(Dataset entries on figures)
## START

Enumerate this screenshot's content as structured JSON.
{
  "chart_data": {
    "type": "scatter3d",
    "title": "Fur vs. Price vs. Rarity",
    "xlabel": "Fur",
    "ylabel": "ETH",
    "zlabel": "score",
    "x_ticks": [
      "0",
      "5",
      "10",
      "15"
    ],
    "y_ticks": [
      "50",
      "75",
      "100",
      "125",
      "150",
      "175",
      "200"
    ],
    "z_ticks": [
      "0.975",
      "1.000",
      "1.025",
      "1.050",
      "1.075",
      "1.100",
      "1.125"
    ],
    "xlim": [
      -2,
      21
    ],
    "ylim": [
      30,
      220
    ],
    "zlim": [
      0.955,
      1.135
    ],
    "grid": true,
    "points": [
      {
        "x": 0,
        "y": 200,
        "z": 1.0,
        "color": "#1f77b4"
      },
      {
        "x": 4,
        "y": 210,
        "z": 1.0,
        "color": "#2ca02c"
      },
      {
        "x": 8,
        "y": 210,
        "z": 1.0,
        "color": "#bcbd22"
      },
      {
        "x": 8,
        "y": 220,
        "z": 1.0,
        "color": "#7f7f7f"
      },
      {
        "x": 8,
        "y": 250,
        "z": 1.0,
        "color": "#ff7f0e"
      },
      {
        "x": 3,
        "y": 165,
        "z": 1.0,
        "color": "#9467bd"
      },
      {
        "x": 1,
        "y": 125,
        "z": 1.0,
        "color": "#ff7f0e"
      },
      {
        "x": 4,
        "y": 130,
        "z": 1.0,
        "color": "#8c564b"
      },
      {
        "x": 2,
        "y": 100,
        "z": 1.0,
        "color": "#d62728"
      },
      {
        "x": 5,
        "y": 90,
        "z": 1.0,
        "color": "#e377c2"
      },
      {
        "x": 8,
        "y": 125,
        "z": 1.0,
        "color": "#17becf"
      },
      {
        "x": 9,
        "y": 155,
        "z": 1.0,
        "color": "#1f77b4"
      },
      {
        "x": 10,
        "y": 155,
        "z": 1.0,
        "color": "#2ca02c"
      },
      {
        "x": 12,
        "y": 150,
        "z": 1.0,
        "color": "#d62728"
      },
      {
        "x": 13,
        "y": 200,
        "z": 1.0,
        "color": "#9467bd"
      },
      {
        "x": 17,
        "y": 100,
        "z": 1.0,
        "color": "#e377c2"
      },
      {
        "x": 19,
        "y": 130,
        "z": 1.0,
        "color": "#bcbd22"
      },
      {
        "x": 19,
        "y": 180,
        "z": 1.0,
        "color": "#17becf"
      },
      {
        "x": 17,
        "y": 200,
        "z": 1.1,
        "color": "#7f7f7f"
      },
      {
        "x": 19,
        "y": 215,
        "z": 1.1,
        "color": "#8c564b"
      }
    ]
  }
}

## END

* INSTRUCTION
Extract the full listing and reproduce each line exactly.

* RESPONSE TO THE TASK
Enumerate this screenshot's content as structured JSON.
{
  "chart_data": {
    "type": "scatter3d",
    "title": "Fur vs. Price vs. Rarity",
    "xlabel": "Fur",
    "ylabel": "ETH",
    "zlabel": "score",
    "x_ticks": [
      "0",
      "5",
      "10",
      "15"
    ],
    "y_ticks": [
      "50",
      "75",
      "100",
      "125",
      "150",
      "175",
      "200"
    ],
    "z_ticks": [
      "0.975",
      "1.000",
      "1.025",
      "1.050",
      "1.075",
      "1.100",
      "1.125"
    ],
    "xlim": [
      -2,
      21
    ],
    "ylim": [
      30,
      220
    ],
    "zlim": [
      0.955,
      1.135
    ],
    "grid": true,
    "points": [
      {
        "x": 0,
        "y": 200,
        "z": 1.0,
        "color": "#1f77b4"
      },
      {
        "x": 4,
        "y": 210,
        "z": 1.0,
        "color": "#2ca02c"
      },
      {
        "x": 8,
        "y": 210,
        "z": 1.0,
        "color": "#bcbd22"
      },
      {
        "x": 8,
        "y": 220,
        "z": 1.0,
        "color": "#7f7f7f"
      },
      {
        "x": 8,
        "y": 250,
        "z": 1.0,
        "color": "#ff7f0e"
      },
      {
        "x": 3,
        "y": 165,
        "z": 1.0,
        "color": "#9467bd"
      },
      {
        "x": 1,
        "y": 125,
        "z": 1.0,
        "color": "#ff7f0e"
      },
      {
        "x": 4,
        "y": 130,
        "z": 1.0,
        "color": "#8c564b"
      },
      {
        "x": 2,
        "y": 100,
        "z": 1.0,
        "color": "#d62728"
      },
      {
        "x": 5,
        "y": 90,
        "z": 1.0,
        "color": "#e377c2"
      },
      {
        "x": 8,
        "y": 125,
        "z": 1.0,
        "color": "#17becf"
      },
      {
        "x": 9,
        "y": 155,
        "z": 1.0,
        "color": "#1f77b4"
      },
      {
        "x": 10,
        "y": 155,
        "z": 1.0,
        "color": "#2ca02c"
      },
      {
        "x": 12,
        "y": 150,
        "z": 1.0,
        "color": "#d62728"
      },
      {
        "x": 13,
        "y": 200,
        "z": 1.0,
        "color": "#9467bd"
      },
      {
        "x": 17,
        "y": 100,
        "z": 1.0,
        "color": "#e377c2"
      },
      {
        "x": 19,
        "y": 130,
        "z": 1.0,
        "color": "#bcbd22"
      },
      {
        "x": 19,
        "y": 180,
        "z": 1.0,
        "color": "#17becf"
      },
      {
        "x": 17,
        "y": 200,
        "z": 1.1,
        "color": "#7f7f7f"
      },
      {
        "x": 19,
        "y": 215,
        "z": 1.1,
        "color": "#8c564b"
      }
    ]
  }
}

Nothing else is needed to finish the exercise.